## DATA ENTRIES
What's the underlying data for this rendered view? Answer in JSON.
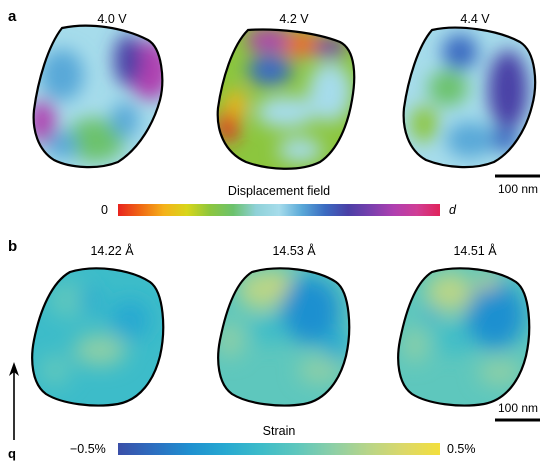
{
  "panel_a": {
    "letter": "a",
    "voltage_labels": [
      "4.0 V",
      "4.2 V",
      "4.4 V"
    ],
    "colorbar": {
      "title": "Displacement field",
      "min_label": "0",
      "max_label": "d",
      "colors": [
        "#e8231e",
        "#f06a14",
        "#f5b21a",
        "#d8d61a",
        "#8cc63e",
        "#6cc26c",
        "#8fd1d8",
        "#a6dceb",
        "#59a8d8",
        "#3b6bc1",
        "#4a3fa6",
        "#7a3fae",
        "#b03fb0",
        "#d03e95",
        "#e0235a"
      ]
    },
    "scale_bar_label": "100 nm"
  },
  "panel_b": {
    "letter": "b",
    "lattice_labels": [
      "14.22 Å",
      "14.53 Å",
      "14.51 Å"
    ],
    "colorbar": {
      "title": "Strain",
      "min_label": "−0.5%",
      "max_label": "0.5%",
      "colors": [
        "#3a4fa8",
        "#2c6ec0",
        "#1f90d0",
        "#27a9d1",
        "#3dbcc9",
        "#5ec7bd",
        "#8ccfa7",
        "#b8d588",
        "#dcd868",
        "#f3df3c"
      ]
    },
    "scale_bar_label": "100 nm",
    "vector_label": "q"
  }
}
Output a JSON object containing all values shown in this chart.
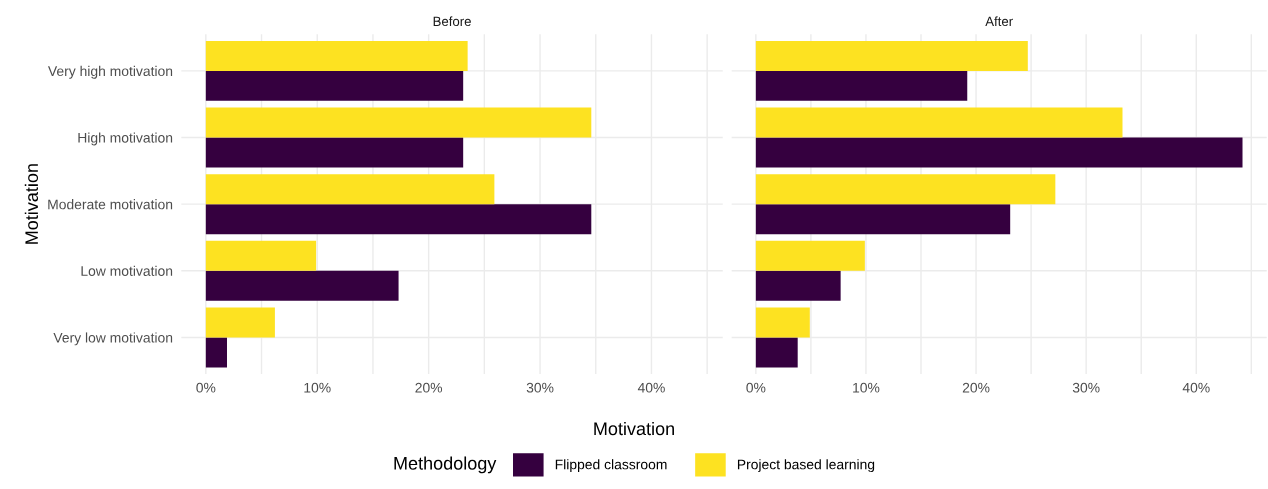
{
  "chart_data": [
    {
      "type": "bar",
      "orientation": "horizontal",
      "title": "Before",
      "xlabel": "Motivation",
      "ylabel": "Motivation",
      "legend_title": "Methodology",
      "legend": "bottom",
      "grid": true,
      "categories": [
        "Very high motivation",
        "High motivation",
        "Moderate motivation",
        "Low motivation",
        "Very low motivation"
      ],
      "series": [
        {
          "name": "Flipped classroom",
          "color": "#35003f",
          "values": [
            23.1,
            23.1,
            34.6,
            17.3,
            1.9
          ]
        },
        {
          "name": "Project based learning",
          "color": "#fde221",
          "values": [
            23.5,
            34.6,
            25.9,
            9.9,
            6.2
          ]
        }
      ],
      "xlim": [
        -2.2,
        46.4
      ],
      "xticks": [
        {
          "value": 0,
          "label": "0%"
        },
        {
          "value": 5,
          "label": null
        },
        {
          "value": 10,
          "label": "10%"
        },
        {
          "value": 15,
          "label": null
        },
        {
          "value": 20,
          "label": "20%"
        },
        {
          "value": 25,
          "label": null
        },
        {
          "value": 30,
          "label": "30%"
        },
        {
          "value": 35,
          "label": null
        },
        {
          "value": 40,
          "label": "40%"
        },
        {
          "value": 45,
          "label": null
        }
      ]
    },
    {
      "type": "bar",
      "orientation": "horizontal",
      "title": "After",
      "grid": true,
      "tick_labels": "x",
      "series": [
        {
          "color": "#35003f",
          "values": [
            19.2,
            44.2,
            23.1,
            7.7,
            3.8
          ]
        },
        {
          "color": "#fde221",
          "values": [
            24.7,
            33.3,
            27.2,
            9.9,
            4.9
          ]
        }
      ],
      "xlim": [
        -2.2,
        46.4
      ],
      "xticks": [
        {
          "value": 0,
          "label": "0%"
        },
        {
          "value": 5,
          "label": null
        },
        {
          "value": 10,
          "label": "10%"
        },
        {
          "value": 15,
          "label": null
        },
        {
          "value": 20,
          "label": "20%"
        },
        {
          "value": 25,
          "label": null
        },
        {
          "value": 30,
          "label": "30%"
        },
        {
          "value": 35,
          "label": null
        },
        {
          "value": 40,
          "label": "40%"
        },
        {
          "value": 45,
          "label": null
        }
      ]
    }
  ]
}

## DIRECTION
Print all entries exactly. The images do not belong in the copy.

## ANSWER FOR THIS EXERCISE
What's the underlying data for this rendered view? Answer in JSON.
{
  "panel_a": {
    "letter": "a",
    "voltage_labels": [
      "4.0 V",
      "4.2 V",
      "4.4 V"
    ],
    "colorbar": {
      "title": "Displacement field",
      "min_label": "0",
      "max_label": "d",
      "colors": [
        "#e8231e",
        "#f06a14",
        "#f5b21a",
        "#d8d61a",
        "#8cc63e",
        "#6cc26c",
        "#8fd1d8",
        "#a6dceb",
        "#59a8d8",
        "#3b6bc1",
        "#4a3fa6",
        "#7a3fae",
        "#b03fb0",
        "#d03e95",
        "#e0235a"
      ]
    },
    "scale_bar_label": "100 nm"
  },
  "panel_b": {
    "letter": "b",
    "lattice_labels": [
      "14.22 Å",
      "14.53 Å",
      "14.51 Å"
    ],
    "colorbar": {
      "title": "Strain",
      "min_label": "−0.5%",
      "max_label": "0.5%",
      "colors": [
        "#3a4fa8",
        "#2c6ec0",
        "#1f90d0",
        "#27a9d1",
        "#3dbcc9",
        "#5ec7bd",
        "#8ccfa7",
        "#b8d588",
        "#dcd868",
        "#f3df3c"
      ]
    },
    "scale_bar_label": "100 nm",
    "vector_label": "q"
  }
}
Output a JSON object containing all values shown in this chart.
{
  "chart_data": [
    {
      "type": "bar",
      "orientation": "horizontal",
      "title": "Before",
      "xlabel": "Motivation",
      "ylabel": "Motivation",
      "legend_title": "Methodology",
      "legend": "bottom",
      "grid": true,
      "categories": [
        "Very high motivation",
        "High motivation",
        "Moderate motivation",
        "Low motivation",
        "Very low motivation"
      ],
      "series": [
        {
          "name": "Flipped classroom",
          "color": "#35003f",
          "values": [
            23.1,
            23.1,
            34.6,
            17.3,
            1.9
          ]
        },
        {
          "name": "Project based learning",
          "color": "#fde221",
          "values": [
            23.5,
            34.6,
            25.9,
            9.9,
            6.2
          ]
        }
      ],
      "xlim": [
        -2.2,
        46.4
      ],
      "xticks": [
        {
          "value": 0,
          "label": "0%"
        },
        {
          "value": 5,
          "label": null
        },
        {
          "value": 10,
          "label": "10%"
        },
        {
          "value": 15,
          "label": null
        },
        {
          "value": 20,
          "label": "20%"
        },
        {
          "value": 25,
          "label": null
        },
        {
          "value": 30,
          "label": "30%"
        },
        {
          "value": 35,
          "label": null
        },
        {
          "value": 40,
          "label": "40%"
        },
        {
          "value": 45,
          "label": null
        }
      ]
    },
    {
      "type": "bar",
      "orientation": "horizontal",
      "title": "After",
      "grid": true,
      "tick_labels": "x",
      "series": [
        {
          "color": "#35003f",
          "values": [
            19.2,
            44.2,
            23.1,
            7.7,
            3.8
          ]
        },
        {
          "color": "#fde221",
          "values": [
            24.7,
            33.3,
            27.2,
            9.9,
            4.9
          ]
        }
      ],
      "xlim": [
        -2.2,
        46.4
      ],
      "xticks": [
        {
          "value": 0,
          "label": "0%"
        },
        {
          "value": 5,
          "label": null
        },
        {
          "value": 10,
          "label": "10%"
        },
        {
          "value": 15,
          "label": null
        },
        {
          "value": 20,
          "label": "20%"
        },
        {
          "value": 25,
          "label": null
        },
        {
          "value": 30,
          "label": "30%"
        },
        {
          "value": 35,
          "label": null
        },
        {
          "value": 40,
          "label": "40%"
        },
        {
          "value": 45,
          "label": null
        }
      ]
    }
  ]
}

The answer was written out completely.